Leave out the pictures and transcribe the rest of the records exactly.

start INPUT DATA

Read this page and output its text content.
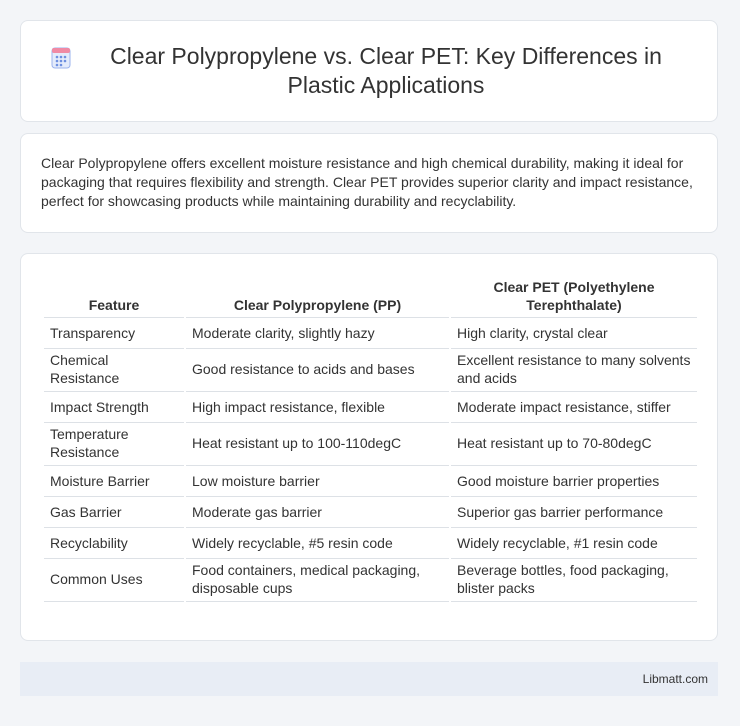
Clear Polypropylene vs. Clear PET: Key Differences in Plastic Applications

Clear Polypropylene offers excellent moisture resistance and high chemical durability, making it ideal for packaging that requires flexibility and strength. Clear PET provides superior clarity and impact resistance, perfect for showcasing products while maintaining durability and recyclability.

Feature	Clear Polypropylene (PP)	Clear PET (Polyethylene Terephthalate)
Transparency	Moderate clarity, slightly hazy	High clarity, crystal clear
Chemical Resistance	Good resistance to acids and bases	Excellent resistance to many solvents and acids
Impact Strength	High impact resistance, flexible	Moderate impact resistance, stiffer
Temperature Resistance	Heat resistant up to 100-110degC	Heat resistant up to 70-80degC
Moisture Barrier	Low moisture barrier	Good moisture barrier properties
Gas Barrier	Moderate gas barrier	Superior gas barrier performance
Recyclability	Widely recyclable, #5 resin code	Widely recyclable, #1 resin code
Common Uses	Food containers, medical packaging, disposable cups	Beverage bottles, food packaging, blister packs
Libmatt.com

end INPUT DATA

EXERCISE OUTPUT >>
Read this page and output its text content.
Clear Polypropylene vs. Clear PET: Key Differences in Plastic Applications

Clear Polypropylene offers excellent moisture resistance and high chemical durability, making it ideal for packaging that requires flexibility and strength. Clear PET provides superior clarity and impact resistance, perfect for showcasing products while maintaining durability and recyclability.

Feature	Clear Polypropylene (PP)	Clear PET (Polyethylene Terephthalate)
Transparency	Moderate clarity, slightly hazy	High clarity, crystal clear
Chemical Resistance	Good resistance to acids and bases	Excellent resistance to many solvents and acids
Impact Strength	High impact resistance, flexible	Moderate impact resistance, stiffer
Temperature Resistance	Heat resistant up to 100-110degC	Heat resistant up to 70-80degC
Moisture Barrier	Low moisture barrier	Good moisture barrier properties
Gas Barrier	Moderate gas barrier	Superior gas barrier performance
Recyclability	Widely recyclable, #5 resin code	Widely recyclable, #1 resin code
Common Uses	Food containers, medical packaging, disposable cups	Beverage bottles, food packaging, blister packs
Libmatt.com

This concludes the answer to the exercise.